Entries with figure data
========================================

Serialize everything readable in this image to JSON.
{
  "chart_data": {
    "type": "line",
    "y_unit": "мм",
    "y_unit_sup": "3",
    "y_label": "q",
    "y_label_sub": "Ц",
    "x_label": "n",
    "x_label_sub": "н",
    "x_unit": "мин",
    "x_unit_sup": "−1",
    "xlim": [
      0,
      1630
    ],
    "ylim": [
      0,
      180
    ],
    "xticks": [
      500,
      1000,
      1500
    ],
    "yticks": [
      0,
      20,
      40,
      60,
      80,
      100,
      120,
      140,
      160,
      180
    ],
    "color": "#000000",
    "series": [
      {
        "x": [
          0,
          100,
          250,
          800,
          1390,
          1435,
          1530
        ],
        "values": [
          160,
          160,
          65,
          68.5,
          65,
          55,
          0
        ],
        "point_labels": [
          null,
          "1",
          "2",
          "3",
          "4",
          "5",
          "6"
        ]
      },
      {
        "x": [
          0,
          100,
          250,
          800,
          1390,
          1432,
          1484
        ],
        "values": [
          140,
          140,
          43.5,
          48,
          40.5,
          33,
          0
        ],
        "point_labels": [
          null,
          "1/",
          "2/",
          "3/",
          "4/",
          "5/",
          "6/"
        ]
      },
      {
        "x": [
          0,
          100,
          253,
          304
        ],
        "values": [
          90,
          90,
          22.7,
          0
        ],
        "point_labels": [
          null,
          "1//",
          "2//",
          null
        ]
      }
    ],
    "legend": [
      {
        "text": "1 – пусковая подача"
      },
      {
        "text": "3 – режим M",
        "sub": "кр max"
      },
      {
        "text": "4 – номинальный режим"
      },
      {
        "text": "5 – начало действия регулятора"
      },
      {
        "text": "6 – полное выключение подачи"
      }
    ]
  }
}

========================================

REQUIREMENTS
Quote the entire listing above exactly.

WRITTEN REPLY
Serialize everything readable in this image to JSON.
{
  "chart_data": {
    "type": "line",
    "y_unit": "мм",
    "y_unit_sup": "3",
    "y_label": "q",
    "y_label_sub": "Ц",
    "x_label": "n",
    "x_label_sub": "н",
    "x_unit": "мин",
    "x_unit_sup": "−1",
    "xlim": [
      0,
      1630
    ],
    "ylim": [
      0,
      180
    ],
    "xticks": [
      500,
      1000,
      1500
    ],
    "yticks": [
      0,
      20,
      40,
      60,
      80,
      100,
      120,
      140,
      160,
      180
    ],
    "color": "#000000",
    "series": [
      {
        "x": [
          0,
          100,
          250,
          800,
          1390,
          1435,
          1530
        ],
        "values": [
          160,
          160,
          65,
          68.5,
          65,
          55,
          0
        ],
        "point_labels": [
          null,
          "1",
          "2",
          "3",
          "4",
          "5",
          "6"
        ]
      },
      {
        "x": [
          0,
          100,
          250,
          800,
          1390,
          1432,
          1484
        ],
        "values": [
          140,
          140,
          43.5,
          48,
          40.5,
          33,
          0
        ],
        "point_labels": [
          null,
          "1/",
          "2/",
          "3/",
          "4/",
          "5/",
          "6/"
        ]
      },
      {
        "x": [
          0,
          100,
          253,
          304
        ],
        "values": [
          90,
          90,
          22.7,
          0
        ],
        "point_labels": [
          null,
          "1//",
          "2//",
          null
        ]
      }
    ],
    "legend": [
      {
        "text": "1 – пусковая подача"
      },
      {
        "text": "3 – режим M",
        "sub": "кр max"
      },
      {
        "text": "4 – номинальный режим"
      },
      {
        "text": "5 – начало действия регулятора"
      },
      {
        "text": "6 – полное выключение подачи"
      }
    ]
  }
}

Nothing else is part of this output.